▶ **STATED PROBLEM**
Please retype the data in full and exactly; the pictures are not part of the copy.

* * *

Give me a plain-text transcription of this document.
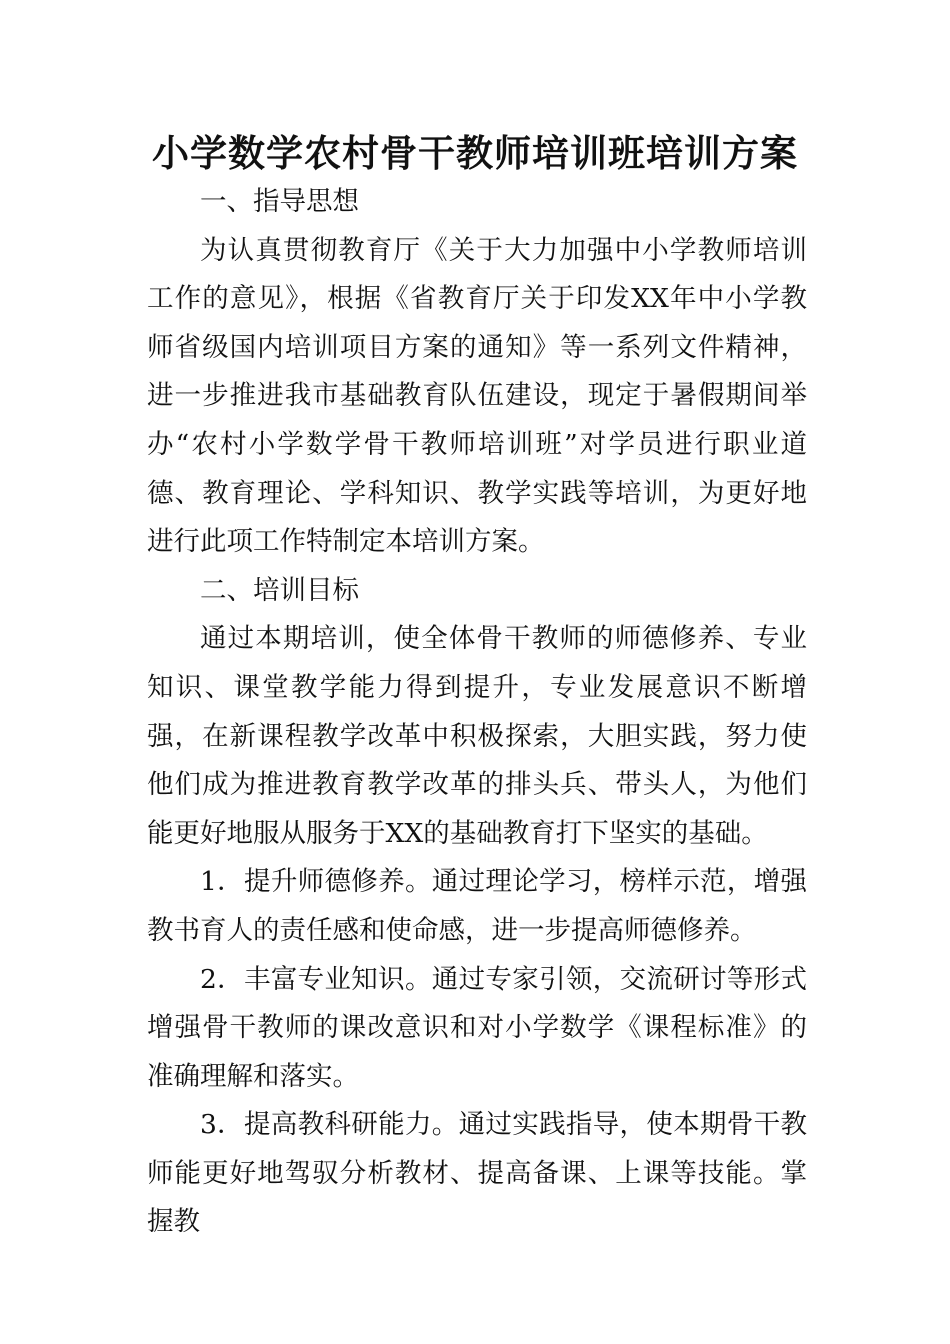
小学数学农村骨干教师培训班培训方案

一、指导思想

为认真贯彻教育厅《关于大力加强中小学教师培训工作的意见》，根据《省教育厅关于印发XX年中小学教师省级国内培训项目方案的通知》等一系列文件精神，进一步推进我市基础教育队伍建设，现定于暑假期间举办“农村小学数学骨干教师培训班”对学员进行职业道德、教育理论、学科知识、教学实践等培训，为更好地进行此项工作特制定本培训方案。

二、培训目标

通过本期培训，使全体骨干教师的师德修养、专业知识、课堂教学能力得到提升，专业发展意识不断增强，在新课程教学改革中积极探索，大胆实践，努力使他们成为推进教育教学改革的排头兵、带头人，为他们能更好地服从服务于XX的基础教育打下坚实的基础。

1．提升师德修养。通过理论学习，榜样示范，增强教书育人的责任感和使命感，进一步提高师德修养。

2．丰富专业知识。通过专家引领，交流研讨等形式增强骨干教师的课改意识和对小学数学《课程标准》的准确理解和落实。

3．提高教科研能力。通过实践指导，使本期骨干教师能更好地驾驭分析教材、提高备课、上课等技能。掌握教
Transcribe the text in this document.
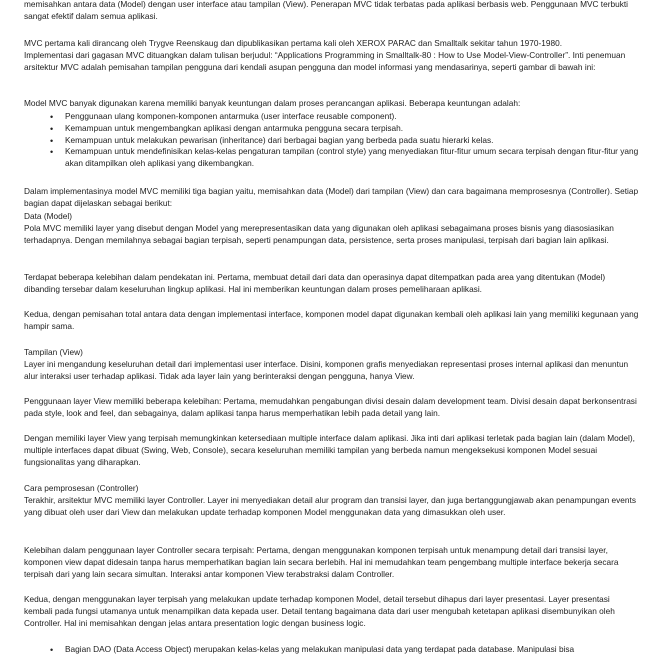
memisahkan antara data (Model) dengan user interface atau tampilan (View). Penerapan MVC tidak terbatas pada aplikasi berbasis web. Penggunaan MVC terbukti sangat efektif dalam semua aplikasi.

MVC pertama kali dirancang oleh Trygve Reenskaug dan dipublikasikan pertama kali oleh XEROX PARAC dan Smalltalk sekitar tahun 1970-1980.

Implementasi dari gagasan MVC dituangkan dalam tulisan berjudul: “Applications Programming in Smalltalk-80 : How to Use Model-View-Controller”. Inti penemuan arsitektur MVC adalah pemisahan tampilan pengguna dari kendali asupan pengguna dan model informasi yang mendasarinya, seperti gambar di bawah ini:

Model MVC banyak digunakan karena memiliki banyak keuntungan dalam proses perancangan aplikasi. Beberapa keuntungan adalah:

• Penggunaan ulang komponen-komponen antarmuka (user interface reusable component).
• Kemampuan untuk mengembangkan aplikasi dengan antarmuka pengguna secara terpisah.
• Kemampuan untuk melakukan pewarisan (inheritance) dari berbagai bagian yang berbeda pada suatu hierarki kelas.
• Kemampuan untuk mendefinisikan kelas-kelas pengaturan tampilan (control style) yang menyediakan fitur-fitur umum secara terpisah dengan fitur-fitur yang akan ditampilkan oleh aplikasi yang dikembangkan.

Dalam implementasinya model MVC memiliki tiga bagian yaitu, memisahkan data (Model) dari tampilan (View) dan cara bagaimana memprosesnya (Controller). Setiap bagian dapat dijelaskan sebagai berikut:

Data (Model)

Pola MVC memiliki layer yang disebut dengan Model yang merepresentasikan data yang digunakan oleh aplikasi sebagaimana proses bisnis yang diasosiasikan terhadapnya. Dengan memilahnya sebagai bagian terpisah, seperti penampungan data, persistence, serta proses manipulasi, terpisah dari bagian lain aplikasi.

Terdapat beberapa kelebihan dalam pendekatan ini. Pertama, membuat detail dari data dan operasinya dapat ditempatkan pada area yang ditentukan (Model) dibanding tersebar dalam keseluruhan lingkup aplikasi. Hal ini memberikan keuntungan dalam proses pemeliharaan aplikasi.

Kedua, dengan pemisahan total antara data dengan implementasi interface, komponen model dapat digunakan kembali oleh aplikasi lain yang memiliki kegunaan yang hampir sama.

Tampilan (View)

Layer ini mengandung keseluruhan detail dari implementasi user interface. Disini, komponen grafis menyediakan representasi proses internal aplikasi dan menuntun alur interaksi user terhadap aplikasi. Tidak ada layer lain yang berinteraksi dengan pengguna, hanya View.

Penggunaan layer View memiliki beberapa kelebihan: Pertama, memudahkan pengabungan divisi desain dalam development team. Divisi desain dapat berkonsentrasi pada style, look and feel, dan sebagainya, dalam aplikasi tanpa harus memperhatikan lebih pada detail yang lain.

Dengan memiliki layer View yang terpisah memungkinkan ketersediaan multiple interface dalam aplikasi. Jika inti dari aplikasi terletak pada bagian lain (dalam Model), multiple interfaces dapat dibuat (Swing, Web, Console), secara keseluruhan memiliki tampilan yang berbeda namun mengeksekusi komponen Model sesuai fungsionalitas yang diharapkan.

Cara pemprosesan (Controller)

Terakhir, arsitektur MVC memiliki layer Controller. Layer ini menyediakan detail alur program dan transisi layer, dan juga bertanggungjawab akan penampungan events yang dibuat oleh user dari View dan melakukan update terhadap komponen Model menggunakan data yang dimasukkan oleh user.

Kelebihan dalam penggunaan layer Controller secara terpisah: Pertama, dengan menggunakan komponen terpisah untuk menampung detail dari transisi layer, komponen view dapat didesain tanpa harus memperhatikan bagian lain secara berlebih. Hal ini memudahkan team pengembang multiple interface bekerja secara terpisah dari yang lain secara simultan. Interaksi antar komponen View terabstraksi dalam Controller.

Kedua, dengan menggunakan layer terpisah yang melakukan update terhadap komponen Model, detail tersebut dihapus dari layer presentasi. Layer presentasi kembali pada fungsi utamanya untuk menampilkan data kepada user. Detail tentang bagaimana data dari user mengubah ketetapan aplikasi disembunyikan oleh Controller. Hal ini memisahkan dengan jelas antara presentation logic dengan business logic.

• Bagian DAO (Data Access Object) merupakan kelas-kelas yang melakukan manipulasi data yang terdapat pada database. Manipulasi bisa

* * *

▶ **FULL SOLUTION**
Give me a plain-text transcription of this document.
小学数学农村骨干教师培训班培训方案

一、指导思想

为认真贯彻教育厅《关于大力加强中小学教师培训工作的意见》，根据《省教育厅关于印发XX年中小学教师省级国内培训项目方案的通知》等一系列文件精神，进一步推进我市基础教育队伍建设，现定于暑假期间举办“农村小学数学骨干教师培训班”对学员进行职业道德、教育理论、学科知识、教学实践等培训，为更好地进行此项工作特制定本培训方案。

二、培训目标

通过本期培训，使全体骨干教师的师德修养、专业知识、课堂教学能力得到提升，专业发展意识不断增强，在新课程教学改革中积极探索，大胆实践，努力使他们成为推进教育教学改革的排头兵、带头人，为他们能更好地服从服务于XX的基础教育打下坚实的基础。

1．提升师德修养。通过理论学习，榜样示范，增强教书育人的责任感和使命感，进一步提高师德修养。

2．丰富专业知识。通过专家引领，交流研讨等形式增强骨干教师的课改意识和对小学数学《课程标准》的准确理解和落实。

3．提高教科研能力。通过实践指导，使本期骨干教师能更好地驾驭分析教材、提高备课、上课等技能。掌握教
Transcribe the text in this document.
memisahkan antara data (Model) dengan user interface atau tampilan (View). Penerapan MVC tidak terbatas pada aplikasi berbasis web. Penggunaan MVC terbukti sangat efektif dalam semua aplikasi.

MVC pertama kali dirancang oleh Trygve Reenskaug dan dipublikasikan pertama kali oleh XEROX PARAC dan Smalltalk sekitar tahun 1970-1980.

Implementasi dari gagasan MVC dituangkan dalam tulisan berjudul: “Applications Programming in Smalltalk-80 : How to Use Model-View-Controller”. Inti penemuan arsitektur MVC adalah pemisahan tampilan pengguna dari kendali asupan pengguna dan model informasi yang mendasarinya, seperti gambar di bawah ini:

Model MVC banyak digunakan karena memiliki banyak keuntungan dalam proses perancangan aplikasi. Beberapa keuntungan adalah:

• Penggunaan ulang komponen-komponen antarmuka (user interface reusable component).
• Kemampuan untuk mengembangkan aplikasi dengan antarmuka pengguna secara terpisah.
• Kemampuan untuk melakukan pewarisan (inheritance) dari berbagai bagian yang berbeda pada suatu hierarki kelas.
• Kemampuan untuk mendefinisikan kelas-kelas pengaturan tampilan (control style) yang menyediakan fitur-fitur umum secara terpisah dengan fitur-fitur yang akan ditampilkan oleh aplikasi yang dikembangkan.

Dalam implementasinya model MVC memiliki tiga bagian yaitu, memisahkan data (Model) dari tampilan (View) dan cara bagaimana memprosesnya (Controller). Setiap bagian dapat dijelaskan sebagai berikut:

Data (Model)

Pola MVC memiliki layer yang disebut dengan Model yang merepresentasikan data yang digunakan oleh aplikasi sebagaimana proses bisnis yang diasosiasikan terhadapnya. Dengan memilahnya sebagai bagian terpisah, seperti penampungan data, persistence, serta proses manipulasi, terpisah dari bagian lain aplikasi.

Terdapat beberapa kelebihan dalam pendekatan ini. Pertama, membuat detail dari data dan operasinya dapat ditempatkan pada area yang ditentukan (Model) dibanding tersebar dalam keseluruhan lingkup aplikasi. Hal ini memberikan keuntungan dalam proses pemeliharaan aplikasi.

Kedua, dengan pemisahan total antara data dengan implementasi interface, komponen model dapat digunakan kembali oleh aplikasi lain yang memiliki kegunaan yang hampir sama.

Tampilan (View)

Layer ini mengandung keseluruhan detail dari implementasi user interface. Disini, komponen grafis menyediakan representasi proses internal aplikasi dan menuntun alur interaksi user terhadap aplikasi. Tidak ada layer lain yang berinteraksi dengan pengguna, hanya View.

Penggunaan layer View memiliki beberapa kelebihan: Pertama, memudahkan pengabungan divisi desain dalam development team. Divisi desain dapat berkonsentrasi pada style, look and feel, dan sebagainya, dalam aplikasi tanpa harus memperhatikan lebih pada detail yang lain.

Dengan memiliki layer View yang terpisah memungkinkan ketersediaan multiple interface dalam aplikasi. Jika inti dari aplikasi terletak pada bagian lain (dalam Model), multiple interfaces dapat dibuat (Swing, Web, Console), secara keseluruhan memiliki tampilan yang berbeda namun mengeksekusi komponen Model sesuai fungsionalitas yang diharapkan.

Cara pemprosesan (Controller)

Terakhir, arsitektur MVC memiliki layer Controller. Layer ini menyediakan detail alur program dan transisi layer, dan juga bertanggungjawab akan penampungan events yang dibuat oleh user dari View dan melakukan update terhadap komponen Model menggunakan data yang dimasukkan oleh user.

Kelebihan dalam penggunaan layer Controller secara terpisah: Pertama, dengan menggunakan komponen terpisah untuk menampung detail dari transisi layer, komponen view dapat didesain tanpa harus memperhatikan bagian lain secara berlebih. Hal ini memudahkan team pengembang multiple interface bekerja secara terpisah dari yang lain secara simultan. Interaksi antar komponen View terabstraksi dalam Controller.

Kedua, dengan menggunakan layer terpisah yang melakukan update terhadap komponen Model, detail tersebut dihapus dari layer presentasi. Layer presentasi kembali pada fungsi utamanya untuk menampilkan data kepada user. Detail tentang bagaimana data dari user mengubah ketetapan aplikasi disembunyikan oleh Controller. Hal ini memisahkan dengan jelas antara presentation logic dengan business logic.

• Bagian DAO (Data Access Object) merupakan kelas-kelas yang melakukan manipulasi data yang terdapat pada database. Manipulasi bisa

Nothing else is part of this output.